* **What you need to do**
Set down the records once more, please, exactly and with the pictures left out.

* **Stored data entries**
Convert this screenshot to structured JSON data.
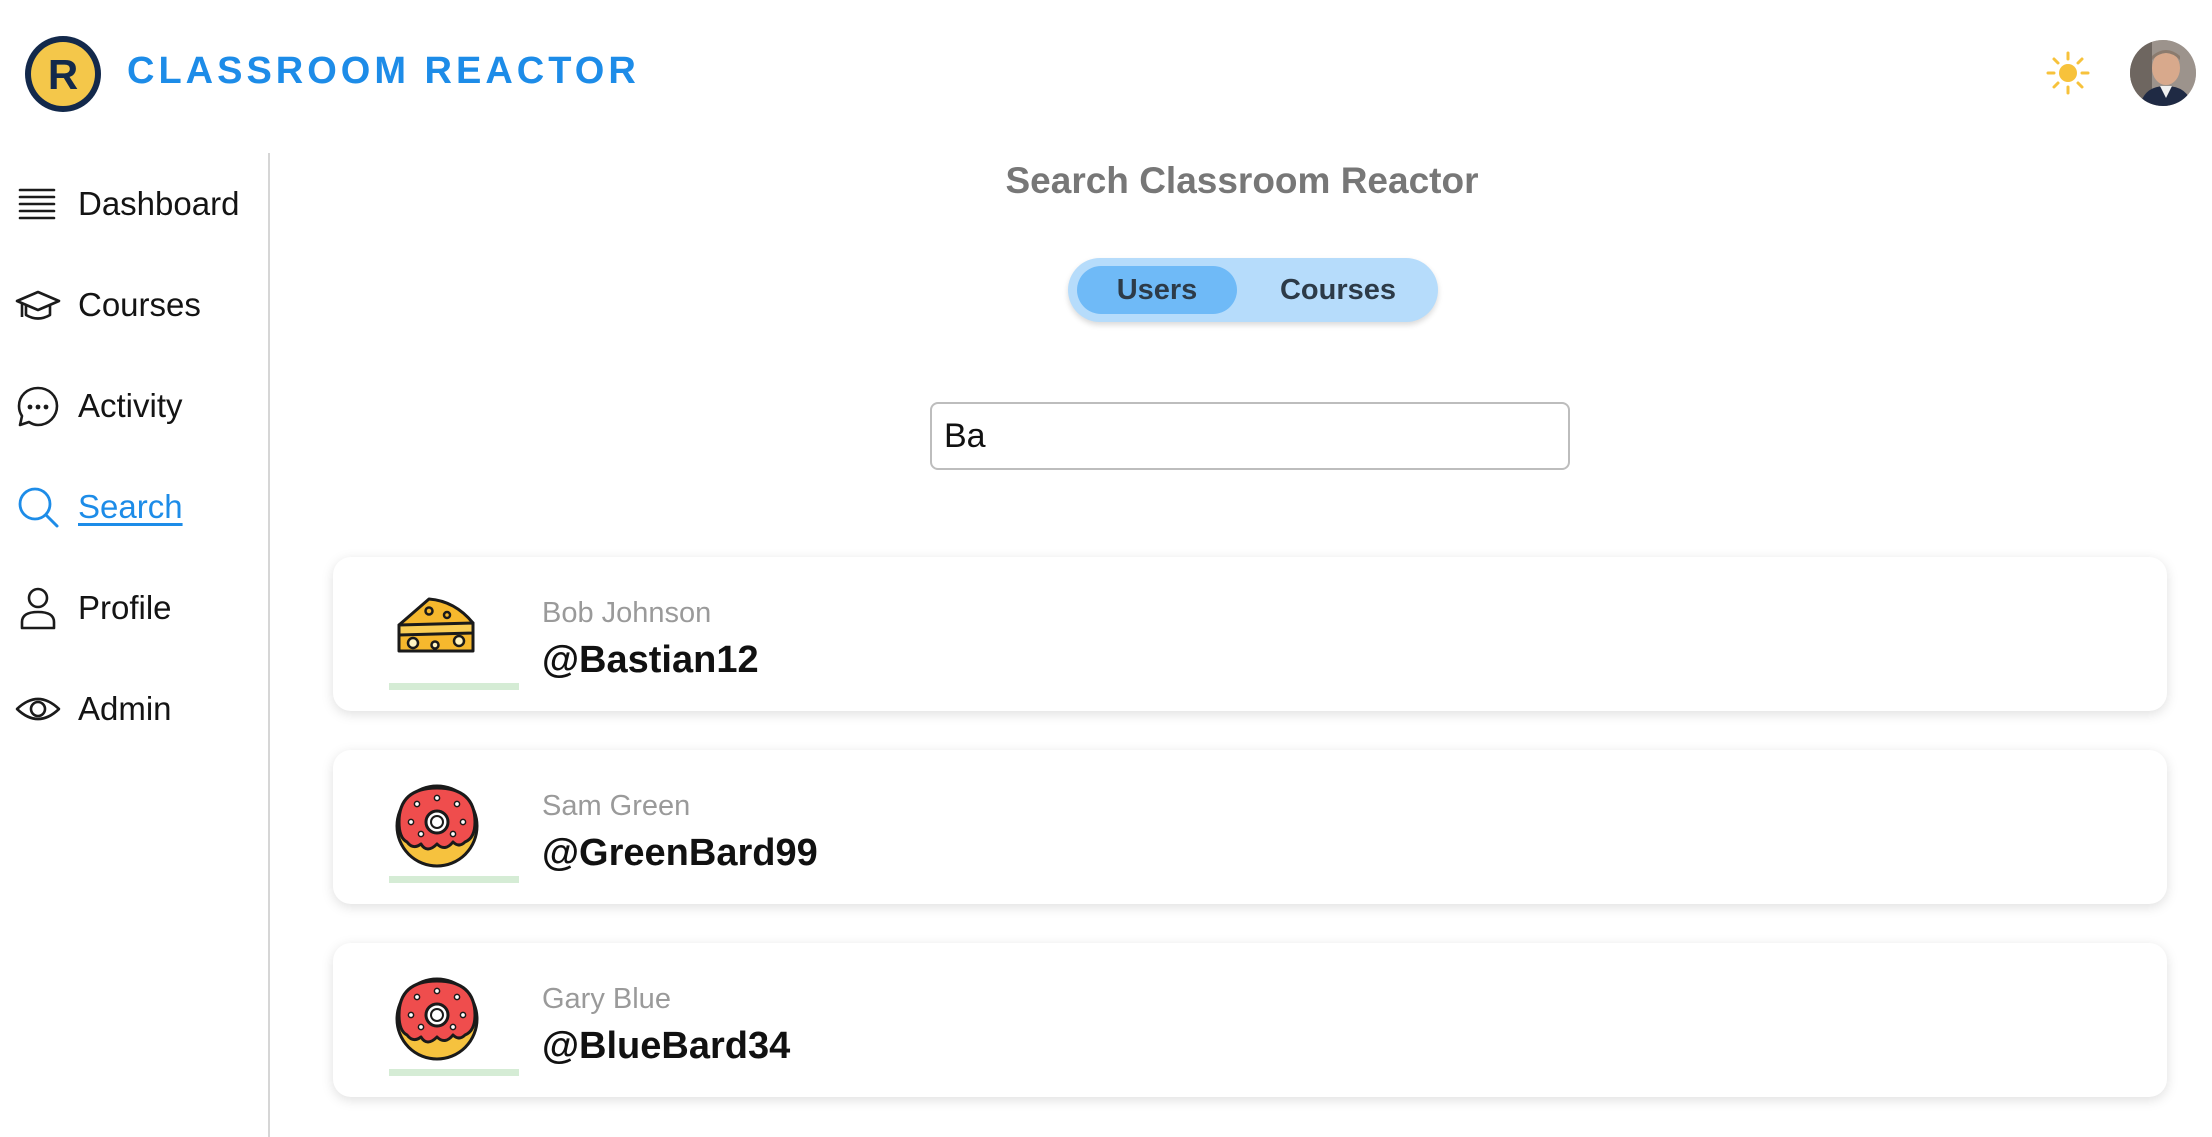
{
  "app": {
    "logo_letter": "R",
    "brand": "CLASSROOM REACTOR",
    "brand_color": "#1d8ce8",
    "theme_icon": "sun-icon",
    "accent_yellow": "#f4c74a"
  },
  "sidebar": {
    "items": [
      {
        "label": "Dashboard",
        "icon": "list-icon",
        "active": false
      },
      {
        "label": "Courses",
        "icon": "graduation-cap-icon",
        "active": false
      },
      {
        "label": "Activity",
        "icon": "chat-bubble-icon",
        "active": false
      },
      {
        "label": "Search",
        "icon": "search-icon",
        "active": true
      },
      {
        "label": "Profile",
        "icon": "person-icon",
        "active": false
      },
      {
        "label": "Admin",
        "icon": "eye-icon",
        "active": false
      }
    ]
  },
  "main": {
    "title": "Search Classroom Reactor",
    "tabs": [
      {
        "label": "Users",
        "selected": true
      },
      {
        "label": "Courses",
        "selected": false
      }
    ],
    "search_value": "Ba",
    "results": [
      {
        "name": "Bob Johnson",
        "handle": "@Bastian12",
        "icon": "cheese-icon"
      },
      {
        "name": "Sam Green",
        "handle": "@GreenBard99",
        "icon": "donut-icon"
      },
      {
        "name": "Gary Blue",
        "handle": "@BlueBard34",
        "icon": "donut-icon"
      }
    ]
  }
}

* **Full solution**
Convert this screenshot to structured JSON data.
{
  "app": {
    "logo_letter": "R",
    "brand": "CLASSROOM REACTOR",
    "brand_color": "#1d8ce8",
    "theme_icon": "sun-icon",
    "accent_yellow": "#f4c74a"
  },
  "sidebar": {
    "items": [
      {
        "label": "Dashboard",
        "icon": "list-icon",
        "active": false
      },
      {
        "label": "Courses",
        "icon": "graduation-cap-icon",
        "active": false
      },
      {
        "label": "Activity",
        "icon": "chat-bubble-icon",
        "active": false
      },
      {
        "label": "Search",
        "icon": "search-icon",
        "active": true
      },
      {
        "label": "Profile",
        "icon": "person-icon",
        "active": false
      },
      {
        "label": "Admin",
        "icon": "eye-icon",
        "active": false
      }
    ]
  },
  "main": {
    "title": "Search Classroom Reactor",
    "tabs": [
      {
        "label": "Users",
        "selected": true
      },
      {
        "label": "Courses",
        "selected": false
      }
    ],
    "search_value": "Ba",
    "results": [
      {
        "name": "Bob Johnson",
        "handle": "@Bastian12",
        "icon": "cheese-icon"
      },
      {
        "name": "Sam Green",
        "handle": "@GreenBard99",
        "icon": "donut-icon"
      },
      {
        "name": "Gary Blue",
        "handle": "@BlueBard34",
        "icon": "donut-icon"
      }
    ]
  }
}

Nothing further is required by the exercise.